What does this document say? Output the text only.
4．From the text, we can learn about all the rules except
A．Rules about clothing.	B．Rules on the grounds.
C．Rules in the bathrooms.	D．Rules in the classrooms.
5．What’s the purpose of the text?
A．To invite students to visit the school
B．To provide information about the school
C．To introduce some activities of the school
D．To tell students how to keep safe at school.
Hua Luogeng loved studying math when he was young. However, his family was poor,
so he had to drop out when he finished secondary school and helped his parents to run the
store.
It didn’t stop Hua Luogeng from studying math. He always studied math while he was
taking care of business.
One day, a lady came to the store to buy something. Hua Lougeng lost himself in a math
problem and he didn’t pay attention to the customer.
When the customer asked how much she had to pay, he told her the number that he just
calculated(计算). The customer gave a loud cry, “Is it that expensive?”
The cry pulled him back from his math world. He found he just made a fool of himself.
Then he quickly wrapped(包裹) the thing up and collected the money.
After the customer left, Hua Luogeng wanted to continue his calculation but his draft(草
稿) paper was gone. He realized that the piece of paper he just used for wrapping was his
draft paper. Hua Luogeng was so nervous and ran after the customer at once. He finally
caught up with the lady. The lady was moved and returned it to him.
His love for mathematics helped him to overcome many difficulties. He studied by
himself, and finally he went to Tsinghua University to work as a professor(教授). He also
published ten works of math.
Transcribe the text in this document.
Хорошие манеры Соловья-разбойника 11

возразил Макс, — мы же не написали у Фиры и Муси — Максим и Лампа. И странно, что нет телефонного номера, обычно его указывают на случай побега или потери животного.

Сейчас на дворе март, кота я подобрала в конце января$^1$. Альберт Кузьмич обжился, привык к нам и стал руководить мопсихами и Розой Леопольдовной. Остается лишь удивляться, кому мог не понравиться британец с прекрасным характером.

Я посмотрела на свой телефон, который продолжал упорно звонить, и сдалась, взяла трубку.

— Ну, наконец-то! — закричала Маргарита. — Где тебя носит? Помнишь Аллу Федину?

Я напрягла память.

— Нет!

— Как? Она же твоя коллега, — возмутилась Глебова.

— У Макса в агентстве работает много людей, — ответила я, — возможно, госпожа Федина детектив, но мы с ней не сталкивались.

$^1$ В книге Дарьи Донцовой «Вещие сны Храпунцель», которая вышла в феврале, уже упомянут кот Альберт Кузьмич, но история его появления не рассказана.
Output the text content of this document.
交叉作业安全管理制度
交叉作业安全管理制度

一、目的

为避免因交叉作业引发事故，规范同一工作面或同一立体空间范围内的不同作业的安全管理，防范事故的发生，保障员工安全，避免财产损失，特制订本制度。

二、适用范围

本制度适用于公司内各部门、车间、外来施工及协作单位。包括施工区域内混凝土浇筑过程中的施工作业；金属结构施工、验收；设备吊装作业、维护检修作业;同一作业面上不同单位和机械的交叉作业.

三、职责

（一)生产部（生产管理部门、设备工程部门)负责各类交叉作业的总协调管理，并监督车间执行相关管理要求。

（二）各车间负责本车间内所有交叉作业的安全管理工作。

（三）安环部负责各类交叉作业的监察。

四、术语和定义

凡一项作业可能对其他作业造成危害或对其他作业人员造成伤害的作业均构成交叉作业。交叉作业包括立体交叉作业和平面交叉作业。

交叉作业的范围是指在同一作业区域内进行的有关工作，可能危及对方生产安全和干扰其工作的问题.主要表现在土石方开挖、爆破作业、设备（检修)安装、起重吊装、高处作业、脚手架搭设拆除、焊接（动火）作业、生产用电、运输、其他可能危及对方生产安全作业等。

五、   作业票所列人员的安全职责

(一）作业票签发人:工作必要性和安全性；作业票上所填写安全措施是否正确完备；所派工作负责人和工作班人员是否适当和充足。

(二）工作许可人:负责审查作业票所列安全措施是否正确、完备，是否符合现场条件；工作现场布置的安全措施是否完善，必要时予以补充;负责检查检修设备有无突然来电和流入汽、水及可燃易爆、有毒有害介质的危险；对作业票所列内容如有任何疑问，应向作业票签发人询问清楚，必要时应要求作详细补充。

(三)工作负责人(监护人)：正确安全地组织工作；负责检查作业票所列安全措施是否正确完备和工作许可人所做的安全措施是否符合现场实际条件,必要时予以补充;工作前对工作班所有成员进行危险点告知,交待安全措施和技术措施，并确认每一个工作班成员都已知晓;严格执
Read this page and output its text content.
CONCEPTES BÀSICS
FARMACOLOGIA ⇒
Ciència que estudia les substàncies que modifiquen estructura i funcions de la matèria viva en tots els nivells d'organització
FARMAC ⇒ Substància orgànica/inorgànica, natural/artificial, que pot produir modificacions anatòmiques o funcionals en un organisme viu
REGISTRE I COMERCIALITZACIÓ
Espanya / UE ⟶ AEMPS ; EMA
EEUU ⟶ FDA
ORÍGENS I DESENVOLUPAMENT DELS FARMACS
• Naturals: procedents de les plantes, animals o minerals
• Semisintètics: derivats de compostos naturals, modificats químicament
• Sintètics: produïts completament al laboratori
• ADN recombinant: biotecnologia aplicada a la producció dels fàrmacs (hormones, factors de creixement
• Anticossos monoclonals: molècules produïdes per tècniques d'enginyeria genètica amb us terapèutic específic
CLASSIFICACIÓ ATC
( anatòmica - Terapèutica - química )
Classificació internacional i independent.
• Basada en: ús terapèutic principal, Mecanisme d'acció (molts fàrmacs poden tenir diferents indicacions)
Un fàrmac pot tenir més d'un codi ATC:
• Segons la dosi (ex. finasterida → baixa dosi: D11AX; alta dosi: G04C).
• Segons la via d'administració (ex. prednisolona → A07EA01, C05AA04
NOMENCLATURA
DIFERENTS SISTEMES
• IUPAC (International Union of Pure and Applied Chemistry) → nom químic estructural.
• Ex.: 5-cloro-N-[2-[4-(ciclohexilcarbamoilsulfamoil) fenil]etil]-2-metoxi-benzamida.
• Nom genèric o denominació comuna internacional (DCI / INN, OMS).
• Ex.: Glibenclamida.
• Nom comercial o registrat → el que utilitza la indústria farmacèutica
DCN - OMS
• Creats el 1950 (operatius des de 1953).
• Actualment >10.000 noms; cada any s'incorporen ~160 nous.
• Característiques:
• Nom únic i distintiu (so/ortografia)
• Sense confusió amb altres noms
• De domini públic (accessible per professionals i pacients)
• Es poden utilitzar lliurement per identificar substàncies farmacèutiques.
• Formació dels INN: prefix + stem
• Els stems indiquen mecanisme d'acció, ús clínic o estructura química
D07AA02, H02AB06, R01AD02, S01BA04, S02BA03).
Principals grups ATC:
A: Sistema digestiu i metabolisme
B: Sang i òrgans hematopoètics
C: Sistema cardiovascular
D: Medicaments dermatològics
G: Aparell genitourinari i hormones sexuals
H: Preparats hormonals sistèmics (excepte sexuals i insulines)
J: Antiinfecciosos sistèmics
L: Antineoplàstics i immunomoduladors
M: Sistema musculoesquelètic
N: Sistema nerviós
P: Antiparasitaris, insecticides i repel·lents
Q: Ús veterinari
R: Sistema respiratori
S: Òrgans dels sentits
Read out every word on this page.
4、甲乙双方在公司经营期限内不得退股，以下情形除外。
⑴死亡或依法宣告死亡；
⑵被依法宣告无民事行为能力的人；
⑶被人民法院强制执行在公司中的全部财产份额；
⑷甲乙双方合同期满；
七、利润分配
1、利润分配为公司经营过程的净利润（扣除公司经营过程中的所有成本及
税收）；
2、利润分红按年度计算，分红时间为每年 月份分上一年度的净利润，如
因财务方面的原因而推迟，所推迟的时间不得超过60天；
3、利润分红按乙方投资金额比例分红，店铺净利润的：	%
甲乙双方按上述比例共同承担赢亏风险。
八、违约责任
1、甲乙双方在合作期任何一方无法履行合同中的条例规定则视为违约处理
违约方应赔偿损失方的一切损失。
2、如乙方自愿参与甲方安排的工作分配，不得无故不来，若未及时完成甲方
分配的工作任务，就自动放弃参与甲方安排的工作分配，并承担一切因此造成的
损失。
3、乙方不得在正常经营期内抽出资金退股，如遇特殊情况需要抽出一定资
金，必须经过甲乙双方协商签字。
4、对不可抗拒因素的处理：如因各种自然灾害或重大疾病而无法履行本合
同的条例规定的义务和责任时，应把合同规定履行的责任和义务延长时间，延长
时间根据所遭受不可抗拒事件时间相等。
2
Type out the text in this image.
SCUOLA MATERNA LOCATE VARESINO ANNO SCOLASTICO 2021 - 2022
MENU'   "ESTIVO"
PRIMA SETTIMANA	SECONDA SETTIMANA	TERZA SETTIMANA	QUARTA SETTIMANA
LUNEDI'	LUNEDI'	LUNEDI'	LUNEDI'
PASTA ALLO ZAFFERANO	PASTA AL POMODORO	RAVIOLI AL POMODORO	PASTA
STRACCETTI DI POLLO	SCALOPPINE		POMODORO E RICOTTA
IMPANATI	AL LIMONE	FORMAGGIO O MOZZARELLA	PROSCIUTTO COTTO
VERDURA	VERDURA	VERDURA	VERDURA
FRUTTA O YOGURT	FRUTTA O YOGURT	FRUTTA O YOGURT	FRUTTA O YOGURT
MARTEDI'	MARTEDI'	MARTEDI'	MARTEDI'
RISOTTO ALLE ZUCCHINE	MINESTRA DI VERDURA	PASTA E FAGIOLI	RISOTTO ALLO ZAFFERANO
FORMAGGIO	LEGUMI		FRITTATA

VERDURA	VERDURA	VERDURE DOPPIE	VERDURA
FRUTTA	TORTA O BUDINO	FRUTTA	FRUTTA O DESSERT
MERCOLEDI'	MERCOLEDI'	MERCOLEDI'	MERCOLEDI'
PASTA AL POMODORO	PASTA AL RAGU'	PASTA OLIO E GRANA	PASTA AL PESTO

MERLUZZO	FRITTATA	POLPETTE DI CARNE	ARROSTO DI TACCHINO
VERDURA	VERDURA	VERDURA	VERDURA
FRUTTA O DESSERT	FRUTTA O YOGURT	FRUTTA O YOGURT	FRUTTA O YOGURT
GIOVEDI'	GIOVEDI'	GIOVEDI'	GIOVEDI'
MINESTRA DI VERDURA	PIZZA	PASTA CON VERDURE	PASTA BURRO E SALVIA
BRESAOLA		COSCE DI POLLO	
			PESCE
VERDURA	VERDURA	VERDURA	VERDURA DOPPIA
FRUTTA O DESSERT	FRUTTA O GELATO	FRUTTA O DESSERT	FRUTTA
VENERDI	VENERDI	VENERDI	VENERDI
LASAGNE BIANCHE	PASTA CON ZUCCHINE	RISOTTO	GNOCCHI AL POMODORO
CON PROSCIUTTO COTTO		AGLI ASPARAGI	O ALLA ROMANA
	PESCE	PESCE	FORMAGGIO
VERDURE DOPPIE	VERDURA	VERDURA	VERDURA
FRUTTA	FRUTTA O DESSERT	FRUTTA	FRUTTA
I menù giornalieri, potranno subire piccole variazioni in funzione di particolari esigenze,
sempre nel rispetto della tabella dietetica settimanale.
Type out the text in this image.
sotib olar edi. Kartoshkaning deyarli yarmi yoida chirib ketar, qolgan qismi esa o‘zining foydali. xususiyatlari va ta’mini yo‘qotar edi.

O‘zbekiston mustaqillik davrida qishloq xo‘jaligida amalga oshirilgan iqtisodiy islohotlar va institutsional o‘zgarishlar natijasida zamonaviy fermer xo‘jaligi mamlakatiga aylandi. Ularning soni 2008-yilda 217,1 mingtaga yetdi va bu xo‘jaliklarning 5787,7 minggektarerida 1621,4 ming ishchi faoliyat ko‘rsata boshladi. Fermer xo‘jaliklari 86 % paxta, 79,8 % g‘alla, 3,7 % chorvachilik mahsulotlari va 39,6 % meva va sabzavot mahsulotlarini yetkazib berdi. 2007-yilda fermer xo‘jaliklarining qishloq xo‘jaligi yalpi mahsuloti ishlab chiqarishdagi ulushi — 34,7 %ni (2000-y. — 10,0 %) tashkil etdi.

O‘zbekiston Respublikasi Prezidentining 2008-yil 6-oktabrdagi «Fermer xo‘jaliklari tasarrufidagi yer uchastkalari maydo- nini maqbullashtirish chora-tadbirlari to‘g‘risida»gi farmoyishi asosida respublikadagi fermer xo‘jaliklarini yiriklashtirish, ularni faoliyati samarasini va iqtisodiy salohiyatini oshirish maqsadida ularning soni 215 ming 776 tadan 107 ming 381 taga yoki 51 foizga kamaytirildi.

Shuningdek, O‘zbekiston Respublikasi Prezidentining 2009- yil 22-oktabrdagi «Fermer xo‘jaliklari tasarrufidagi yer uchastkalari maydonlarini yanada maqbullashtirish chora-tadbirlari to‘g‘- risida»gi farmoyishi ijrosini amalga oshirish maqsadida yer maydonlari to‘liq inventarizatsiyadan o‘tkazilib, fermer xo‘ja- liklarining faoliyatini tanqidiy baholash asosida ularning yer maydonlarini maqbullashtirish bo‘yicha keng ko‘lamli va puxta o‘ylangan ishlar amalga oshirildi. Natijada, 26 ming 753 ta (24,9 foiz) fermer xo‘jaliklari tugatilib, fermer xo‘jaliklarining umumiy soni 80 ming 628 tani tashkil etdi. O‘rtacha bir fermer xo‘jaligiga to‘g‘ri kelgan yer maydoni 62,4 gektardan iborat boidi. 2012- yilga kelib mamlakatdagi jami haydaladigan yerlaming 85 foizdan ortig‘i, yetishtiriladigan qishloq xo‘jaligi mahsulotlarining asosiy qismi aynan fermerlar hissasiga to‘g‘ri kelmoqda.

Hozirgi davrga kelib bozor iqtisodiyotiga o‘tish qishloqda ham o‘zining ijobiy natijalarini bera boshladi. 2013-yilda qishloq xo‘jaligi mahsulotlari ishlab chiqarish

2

WHAT THE TASK ASKS:
Look through the material above. Copy each line where the word "finally" appears.

RIGHT ANSWER:
draft paper. Hua Luogeng was so nervous and ran after the customer at once. He finally
himself, and finally he went to Tsinghua University to work as a professor(教授). He also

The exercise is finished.